**SELECTED EXTRACT**:
>>

Katherine Harmon Courage at NPR is taking a tour through her microbiome and that of her husband, mother, and dog, as she recounts in a four-part series.

Increasing evidence, she says, indicates that the inhabitants of a person's microbiome can influence disease risk as well as how people metabolize medications and itself can be affected by antibiotics. To see how it all works, she rounded up her husband, mother, and dog — she notes the dog was the most compliant — to take part in the American Gut Project that was founded by the University of Colorado's Rob Knight.

They sent their samples, background information, and a diet log off to Boulder for analysis. Once there, Courage notes that they spent a bit of time waiting to be processed. To keep costs down, Knight waits until there are enough samples to fill the machines before proceeding.

Eventually, they get their results. Courage reports that her microbiome is chock full of Firmicutes and Bacteroidetes. She writes that she is a little surprised by her results as she has more Firmicutes than the average person and that has been linked to obesity, but she says she's always been thin, and her distribution of Bacteroidetes indicated that her diet was likely to be heavier on the animal protein and fat than carbohydrates, though she said she eats a mainly plant-based diet. But the researchers tell her that they aren't quite sure how to interpret microbiomes just yet.

"We don't have a good handle on the bounds for what a healthy gut looks like in the larger population, or how lifestyle and diet drive the gut," Daniel McDonald, a graduate student working on the project, tells her.

Courage notes that her microbiome was most similar to her husband's than her mother's, and McDonald adds that co-habitation likely drives a number of the similarities. The dog, though, is still waiting on his results.

<<

**ACTIVITIES**:
A. List the three things the microbiome article says Courage and her family sent to Boulder for analysis.
B. In the microbiome article, who founded the American Gut Project?

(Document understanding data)
>>

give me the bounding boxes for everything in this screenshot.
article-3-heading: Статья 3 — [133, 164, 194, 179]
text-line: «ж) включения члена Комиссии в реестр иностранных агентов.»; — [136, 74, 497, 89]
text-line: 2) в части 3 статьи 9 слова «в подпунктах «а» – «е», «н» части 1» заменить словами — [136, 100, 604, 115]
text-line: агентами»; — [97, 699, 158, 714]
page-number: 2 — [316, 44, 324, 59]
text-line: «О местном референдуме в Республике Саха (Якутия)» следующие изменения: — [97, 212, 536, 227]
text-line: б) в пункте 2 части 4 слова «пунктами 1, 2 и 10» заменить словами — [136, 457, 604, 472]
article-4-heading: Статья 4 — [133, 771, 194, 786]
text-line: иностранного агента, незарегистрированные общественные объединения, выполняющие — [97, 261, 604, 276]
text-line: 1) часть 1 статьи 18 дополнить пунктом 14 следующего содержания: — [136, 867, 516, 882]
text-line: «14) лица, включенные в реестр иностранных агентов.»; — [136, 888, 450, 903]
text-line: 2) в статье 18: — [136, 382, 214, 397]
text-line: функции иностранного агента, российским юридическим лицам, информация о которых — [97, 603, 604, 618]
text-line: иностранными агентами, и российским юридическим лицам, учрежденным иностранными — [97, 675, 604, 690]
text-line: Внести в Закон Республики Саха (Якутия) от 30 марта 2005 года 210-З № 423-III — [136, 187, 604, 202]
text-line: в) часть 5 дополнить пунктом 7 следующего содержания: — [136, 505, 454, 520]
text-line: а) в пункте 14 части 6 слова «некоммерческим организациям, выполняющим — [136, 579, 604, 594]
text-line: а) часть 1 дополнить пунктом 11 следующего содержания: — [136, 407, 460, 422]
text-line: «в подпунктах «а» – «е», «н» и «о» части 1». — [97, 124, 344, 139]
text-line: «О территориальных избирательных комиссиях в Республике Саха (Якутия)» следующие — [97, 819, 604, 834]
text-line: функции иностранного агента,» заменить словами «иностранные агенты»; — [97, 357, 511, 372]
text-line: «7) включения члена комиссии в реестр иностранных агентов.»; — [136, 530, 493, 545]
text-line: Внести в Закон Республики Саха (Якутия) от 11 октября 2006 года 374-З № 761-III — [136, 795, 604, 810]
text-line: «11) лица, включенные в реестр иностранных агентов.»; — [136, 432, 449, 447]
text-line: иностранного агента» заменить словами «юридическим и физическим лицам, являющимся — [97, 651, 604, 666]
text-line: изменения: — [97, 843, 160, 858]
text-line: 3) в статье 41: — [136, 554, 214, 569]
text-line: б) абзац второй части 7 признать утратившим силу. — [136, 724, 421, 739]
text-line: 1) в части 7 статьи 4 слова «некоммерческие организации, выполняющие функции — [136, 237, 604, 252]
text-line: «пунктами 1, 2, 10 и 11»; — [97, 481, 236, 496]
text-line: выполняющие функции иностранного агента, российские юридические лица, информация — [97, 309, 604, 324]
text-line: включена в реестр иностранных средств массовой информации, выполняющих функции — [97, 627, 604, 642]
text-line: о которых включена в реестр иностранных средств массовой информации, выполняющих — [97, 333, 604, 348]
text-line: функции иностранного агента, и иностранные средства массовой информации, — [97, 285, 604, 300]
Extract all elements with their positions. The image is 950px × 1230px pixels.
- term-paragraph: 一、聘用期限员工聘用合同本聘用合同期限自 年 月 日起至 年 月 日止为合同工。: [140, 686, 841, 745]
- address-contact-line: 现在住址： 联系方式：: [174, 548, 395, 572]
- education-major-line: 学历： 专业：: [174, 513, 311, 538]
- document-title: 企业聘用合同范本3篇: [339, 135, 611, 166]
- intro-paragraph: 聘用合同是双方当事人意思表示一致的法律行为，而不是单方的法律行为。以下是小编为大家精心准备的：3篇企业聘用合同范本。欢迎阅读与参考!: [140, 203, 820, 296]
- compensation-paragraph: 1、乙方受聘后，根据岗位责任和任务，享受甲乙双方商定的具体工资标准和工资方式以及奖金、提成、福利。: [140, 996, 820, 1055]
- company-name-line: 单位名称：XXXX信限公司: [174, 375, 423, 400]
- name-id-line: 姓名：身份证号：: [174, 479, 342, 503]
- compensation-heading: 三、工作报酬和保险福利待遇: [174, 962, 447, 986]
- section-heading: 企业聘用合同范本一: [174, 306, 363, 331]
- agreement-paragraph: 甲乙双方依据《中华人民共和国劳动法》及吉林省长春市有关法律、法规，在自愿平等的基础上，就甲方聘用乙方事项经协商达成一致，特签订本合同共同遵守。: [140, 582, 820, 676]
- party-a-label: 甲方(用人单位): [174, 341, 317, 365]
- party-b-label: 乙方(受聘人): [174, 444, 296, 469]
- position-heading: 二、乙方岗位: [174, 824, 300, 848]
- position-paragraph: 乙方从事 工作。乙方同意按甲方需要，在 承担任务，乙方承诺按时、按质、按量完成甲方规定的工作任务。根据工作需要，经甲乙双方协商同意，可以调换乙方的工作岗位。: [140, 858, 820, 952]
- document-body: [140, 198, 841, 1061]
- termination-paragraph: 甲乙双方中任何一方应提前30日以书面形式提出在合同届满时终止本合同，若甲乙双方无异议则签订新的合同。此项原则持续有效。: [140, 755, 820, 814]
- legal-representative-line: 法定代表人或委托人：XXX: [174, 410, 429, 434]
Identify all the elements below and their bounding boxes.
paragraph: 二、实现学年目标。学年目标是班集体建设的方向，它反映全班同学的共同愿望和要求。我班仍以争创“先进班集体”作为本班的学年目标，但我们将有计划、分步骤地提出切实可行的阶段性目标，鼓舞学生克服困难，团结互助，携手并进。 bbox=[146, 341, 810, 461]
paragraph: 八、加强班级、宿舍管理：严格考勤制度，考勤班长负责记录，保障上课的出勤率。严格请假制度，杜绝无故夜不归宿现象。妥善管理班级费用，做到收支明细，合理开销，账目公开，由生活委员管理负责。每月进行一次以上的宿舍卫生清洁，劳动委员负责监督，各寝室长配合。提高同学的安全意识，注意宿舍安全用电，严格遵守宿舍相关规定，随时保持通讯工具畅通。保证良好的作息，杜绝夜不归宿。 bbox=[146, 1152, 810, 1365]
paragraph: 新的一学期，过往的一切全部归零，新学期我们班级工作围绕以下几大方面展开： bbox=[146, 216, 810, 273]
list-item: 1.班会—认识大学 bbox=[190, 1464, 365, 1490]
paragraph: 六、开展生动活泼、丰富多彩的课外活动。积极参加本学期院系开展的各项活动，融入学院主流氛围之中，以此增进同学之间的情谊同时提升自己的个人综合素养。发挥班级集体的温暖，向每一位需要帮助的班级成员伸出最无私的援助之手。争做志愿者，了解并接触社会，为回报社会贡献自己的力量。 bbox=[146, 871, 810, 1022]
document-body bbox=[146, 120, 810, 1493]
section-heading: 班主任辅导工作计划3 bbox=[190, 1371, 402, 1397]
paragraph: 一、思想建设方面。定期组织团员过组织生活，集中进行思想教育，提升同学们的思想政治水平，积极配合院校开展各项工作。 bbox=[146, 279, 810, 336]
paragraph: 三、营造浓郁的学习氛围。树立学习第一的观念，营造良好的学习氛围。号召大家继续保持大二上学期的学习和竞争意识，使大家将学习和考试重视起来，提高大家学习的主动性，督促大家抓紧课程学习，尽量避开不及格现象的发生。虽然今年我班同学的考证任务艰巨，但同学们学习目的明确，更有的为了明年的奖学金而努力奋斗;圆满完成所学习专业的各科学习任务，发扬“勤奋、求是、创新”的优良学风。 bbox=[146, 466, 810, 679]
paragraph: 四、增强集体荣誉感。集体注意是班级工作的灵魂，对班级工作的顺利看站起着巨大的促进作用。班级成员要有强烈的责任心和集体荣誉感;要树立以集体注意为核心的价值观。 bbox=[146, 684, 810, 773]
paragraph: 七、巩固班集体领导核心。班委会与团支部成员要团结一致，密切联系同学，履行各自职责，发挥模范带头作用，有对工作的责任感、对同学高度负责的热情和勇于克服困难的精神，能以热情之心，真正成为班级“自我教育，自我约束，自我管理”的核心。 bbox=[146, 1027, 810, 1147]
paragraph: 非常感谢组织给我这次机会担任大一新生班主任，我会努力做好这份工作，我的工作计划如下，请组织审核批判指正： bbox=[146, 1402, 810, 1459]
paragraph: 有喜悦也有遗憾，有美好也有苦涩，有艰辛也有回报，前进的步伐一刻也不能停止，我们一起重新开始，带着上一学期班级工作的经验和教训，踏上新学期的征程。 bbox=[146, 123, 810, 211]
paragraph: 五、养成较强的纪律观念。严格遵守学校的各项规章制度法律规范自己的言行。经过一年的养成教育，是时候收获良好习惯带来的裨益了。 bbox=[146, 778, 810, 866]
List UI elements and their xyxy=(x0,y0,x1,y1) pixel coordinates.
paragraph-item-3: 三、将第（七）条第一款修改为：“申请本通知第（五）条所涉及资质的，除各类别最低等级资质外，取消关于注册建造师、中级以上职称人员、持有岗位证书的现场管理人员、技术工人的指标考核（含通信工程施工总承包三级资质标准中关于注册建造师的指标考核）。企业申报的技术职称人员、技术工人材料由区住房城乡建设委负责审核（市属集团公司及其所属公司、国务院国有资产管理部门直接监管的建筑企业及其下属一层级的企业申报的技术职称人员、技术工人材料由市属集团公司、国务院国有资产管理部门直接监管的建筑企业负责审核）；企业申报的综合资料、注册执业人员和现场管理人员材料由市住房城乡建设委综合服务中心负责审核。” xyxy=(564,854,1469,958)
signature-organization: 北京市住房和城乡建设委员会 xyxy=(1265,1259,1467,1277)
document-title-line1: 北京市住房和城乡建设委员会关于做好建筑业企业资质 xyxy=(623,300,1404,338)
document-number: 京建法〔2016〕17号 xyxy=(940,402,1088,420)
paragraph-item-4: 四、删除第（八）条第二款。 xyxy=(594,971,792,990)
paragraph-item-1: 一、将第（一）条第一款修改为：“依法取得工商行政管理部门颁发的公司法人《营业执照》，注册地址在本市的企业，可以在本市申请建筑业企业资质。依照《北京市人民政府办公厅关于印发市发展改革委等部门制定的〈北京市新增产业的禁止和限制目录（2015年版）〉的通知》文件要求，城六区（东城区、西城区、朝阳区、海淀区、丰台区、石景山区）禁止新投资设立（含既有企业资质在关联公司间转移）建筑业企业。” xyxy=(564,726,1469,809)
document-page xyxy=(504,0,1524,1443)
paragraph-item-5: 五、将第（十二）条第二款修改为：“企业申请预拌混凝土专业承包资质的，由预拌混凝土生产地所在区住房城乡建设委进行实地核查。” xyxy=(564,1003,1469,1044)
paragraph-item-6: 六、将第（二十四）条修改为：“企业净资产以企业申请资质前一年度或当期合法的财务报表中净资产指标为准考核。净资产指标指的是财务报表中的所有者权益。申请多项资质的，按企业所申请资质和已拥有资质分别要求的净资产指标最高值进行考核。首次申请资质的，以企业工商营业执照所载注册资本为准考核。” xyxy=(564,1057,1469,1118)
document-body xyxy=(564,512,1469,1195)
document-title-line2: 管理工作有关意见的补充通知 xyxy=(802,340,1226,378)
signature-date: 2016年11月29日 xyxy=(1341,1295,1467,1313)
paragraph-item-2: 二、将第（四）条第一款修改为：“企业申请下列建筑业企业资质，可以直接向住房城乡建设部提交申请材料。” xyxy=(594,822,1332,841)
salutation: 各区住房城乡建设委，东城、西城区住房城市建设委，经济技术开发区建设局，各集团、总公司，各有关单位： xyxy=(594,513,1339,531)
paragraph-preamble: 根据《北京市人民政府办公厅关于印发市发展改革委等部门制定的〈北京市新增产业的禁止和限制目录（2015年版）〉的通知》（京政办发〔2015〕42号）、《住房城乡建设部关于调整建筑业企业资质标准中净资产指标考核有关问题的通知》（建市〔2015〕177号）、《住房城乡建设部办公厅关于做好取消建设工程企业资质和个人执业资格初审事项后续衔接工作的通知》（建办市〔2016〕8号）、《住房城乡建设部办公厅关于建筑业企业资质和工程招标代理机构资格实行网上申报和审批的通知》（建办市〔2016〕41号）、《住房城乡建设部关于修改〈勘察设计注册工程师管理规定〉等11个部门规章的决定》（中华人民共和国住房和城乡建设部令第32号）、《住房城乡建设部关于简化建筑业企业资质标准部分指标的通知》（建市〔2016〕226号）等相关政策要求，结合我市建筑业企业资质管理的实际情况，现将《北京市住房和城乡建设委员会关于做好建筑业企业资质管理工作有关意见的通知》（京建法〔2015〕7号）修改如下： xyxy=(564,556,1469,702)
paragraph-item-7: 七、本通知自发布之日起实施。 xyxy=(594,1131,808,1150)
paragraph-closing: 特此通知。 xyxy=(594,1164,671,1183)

<<

**SOLUTIONS FOR EACH TASK**:
A.
- Samples
- Background information
- A diet log

B. Rob Knight of the University of Colorado.